▸ **What you will do**
Gather all lines in the data that hold the string "заседания".

▸ **Record set**
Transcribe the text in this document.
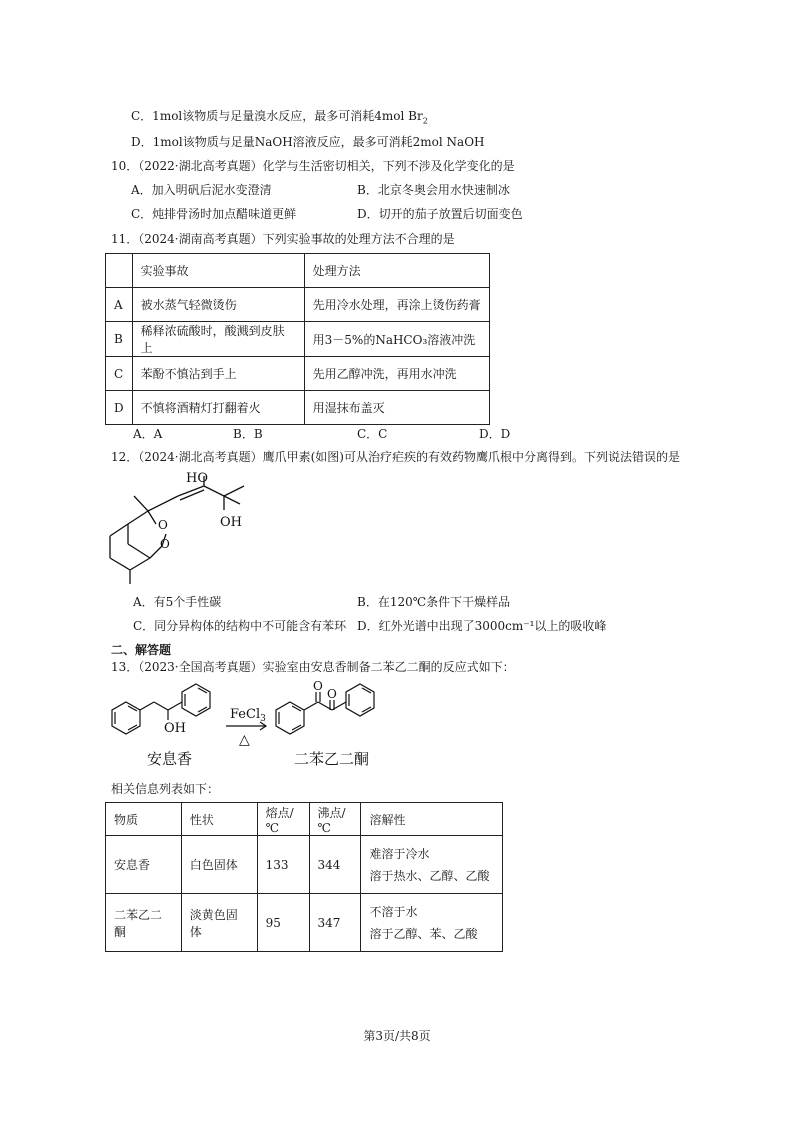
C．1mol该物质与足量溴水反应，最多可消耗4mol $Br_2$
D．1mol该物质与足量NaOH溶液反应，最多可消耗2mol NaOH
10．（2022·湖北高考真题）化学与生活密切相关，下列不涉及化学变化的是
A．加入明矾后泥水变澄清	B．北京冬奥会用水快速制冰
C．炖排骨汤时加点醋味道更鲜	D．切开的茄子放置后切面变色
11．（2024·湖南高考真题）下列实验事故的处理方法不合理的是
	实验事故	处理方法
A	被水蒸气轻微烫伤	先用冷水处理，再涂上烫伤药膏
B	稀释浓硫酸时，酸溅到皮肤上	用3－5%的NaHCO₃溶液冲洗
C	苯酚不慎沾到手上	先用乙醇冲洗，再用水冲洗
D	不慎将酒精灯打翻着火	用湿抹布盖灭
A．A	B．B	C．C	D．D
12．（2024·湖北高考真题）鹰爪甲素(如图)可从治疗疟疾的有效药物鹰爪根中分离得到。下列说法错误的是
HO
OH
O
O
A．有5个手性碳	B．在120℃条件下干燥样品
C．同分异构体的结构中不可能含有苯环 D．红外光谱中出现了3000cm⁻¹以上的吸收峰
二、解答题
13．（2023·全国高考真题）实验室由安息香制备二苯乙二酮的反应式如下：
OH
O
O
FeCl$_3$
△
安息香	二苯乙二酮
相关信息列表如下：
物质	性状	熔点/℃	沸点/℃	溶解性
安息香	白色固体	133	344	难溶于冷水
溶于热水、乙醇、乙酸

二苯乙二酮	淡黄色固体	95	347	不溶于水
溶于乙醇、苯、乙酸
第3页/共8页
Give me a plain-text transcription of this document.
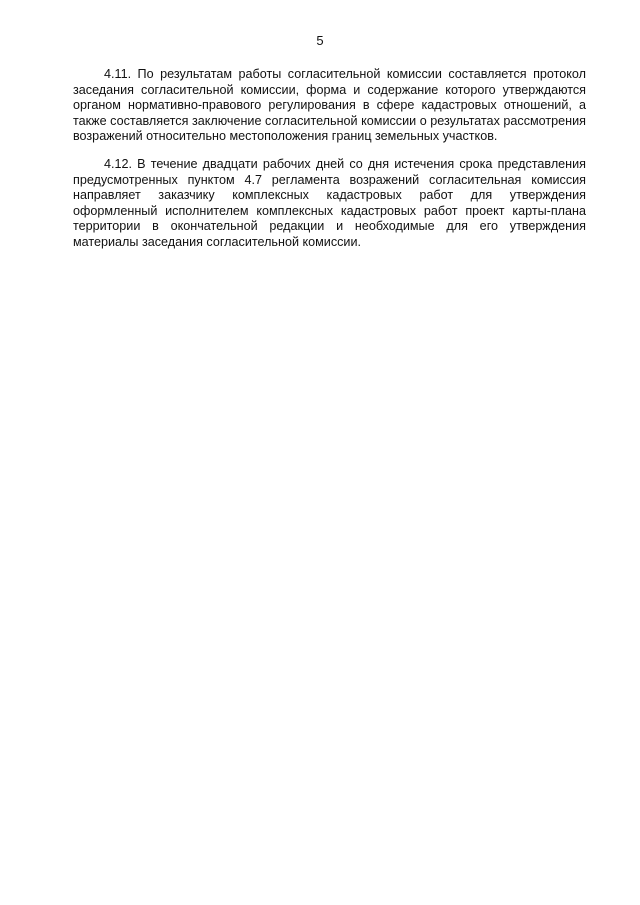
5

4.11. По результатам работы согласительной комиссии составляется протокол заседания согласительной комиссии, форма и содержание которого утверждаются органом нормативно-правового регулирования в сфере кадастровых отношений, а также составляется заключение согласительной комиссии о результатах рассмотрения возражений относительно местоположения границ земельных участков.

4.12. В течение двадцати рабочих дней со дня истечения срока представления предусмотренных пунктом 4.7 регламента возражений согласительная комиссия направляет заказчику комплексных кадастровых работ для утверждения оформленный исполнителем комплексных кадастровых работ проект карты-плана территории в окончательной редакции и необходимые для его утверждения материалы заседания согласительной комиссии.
--
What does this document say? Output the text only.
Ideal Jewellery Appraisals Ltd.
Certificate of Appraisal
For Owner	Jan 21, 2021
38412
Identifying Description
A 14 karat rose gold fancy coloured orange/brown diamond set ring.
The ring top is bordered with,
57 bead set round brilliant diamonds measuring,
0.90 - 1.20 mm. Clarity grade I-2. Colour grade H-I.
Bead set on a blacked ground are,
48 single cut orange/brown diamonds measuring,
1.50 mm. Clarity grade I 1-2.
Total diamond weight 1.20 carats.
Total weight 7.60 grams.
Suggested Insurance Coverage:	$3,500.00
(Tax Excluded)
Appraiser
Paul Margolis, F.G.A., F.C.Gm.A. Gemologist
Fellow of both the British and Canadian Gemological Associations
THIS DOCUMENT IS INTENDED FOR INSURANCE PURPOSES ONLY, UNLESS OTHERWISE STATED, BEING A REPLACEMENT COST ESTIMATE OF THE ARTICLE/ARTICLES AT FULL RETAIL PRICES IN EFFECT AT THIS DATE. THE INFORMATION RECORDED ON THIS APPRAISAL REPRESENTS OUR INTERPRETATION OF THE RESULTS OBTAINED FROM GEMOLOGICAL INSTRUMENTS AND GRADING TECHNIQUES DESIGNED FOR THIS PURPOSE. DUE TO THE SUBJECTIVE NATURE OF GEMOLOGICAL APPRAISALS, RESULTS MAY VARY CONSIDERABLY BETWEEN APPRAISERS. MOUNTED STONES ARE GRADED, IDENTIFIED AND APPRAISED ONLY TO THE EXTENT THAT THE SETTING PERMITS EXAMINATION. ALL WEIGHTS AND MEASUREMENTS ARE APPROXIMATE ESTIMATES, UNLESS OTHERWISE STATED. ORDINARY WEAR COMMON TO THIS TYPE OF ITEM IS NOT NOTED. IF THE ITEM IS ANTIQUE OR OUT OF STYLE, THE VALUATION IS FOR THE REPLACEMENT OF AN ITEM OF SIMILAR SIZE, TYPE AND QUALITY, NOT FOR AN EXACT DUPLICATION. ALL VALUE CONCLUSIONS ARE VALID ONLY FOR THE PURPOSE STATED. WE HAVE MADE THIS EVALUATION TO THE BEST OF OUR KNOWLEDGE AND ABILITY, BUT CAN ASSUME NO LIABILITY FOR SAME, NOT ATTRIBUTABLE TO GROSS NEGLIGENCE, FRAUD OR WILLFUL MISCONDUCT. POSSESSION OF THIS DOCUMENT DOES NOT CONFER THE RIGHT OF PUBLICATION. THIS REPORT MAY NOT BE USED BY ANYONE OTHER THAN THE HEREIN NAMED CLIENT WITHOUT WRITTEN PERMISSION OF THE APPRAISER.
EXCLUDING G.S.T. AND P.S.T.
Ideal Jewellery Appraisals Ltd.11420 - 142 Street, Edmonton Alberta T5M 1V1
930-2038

▸ **Correct result**
4.11. По результатам работы согласительной комиссии составляется протокол заседания согласительной комиссии, форма и содержание которого утверждаются органом нормативно-правового регулирования в сфере кадастровых отношений, а также составляется заключение согласительной комиссии о результатах рассмотрения возражений относительно местоположения границ земельных участков.
4.12. В течение двадцати рабочих дней со дня истечения срока представления предусмотренных пунктом 4.7 регламента возражений согласительная комиссия направляет заказчику комплексных кадастровых работ для утверждения оформленный исполнителем комплексных кадастровых работ проект карты-плана территории в окончательной редакции и необходимые для его утверждения материалы заседания согласительной комиссии.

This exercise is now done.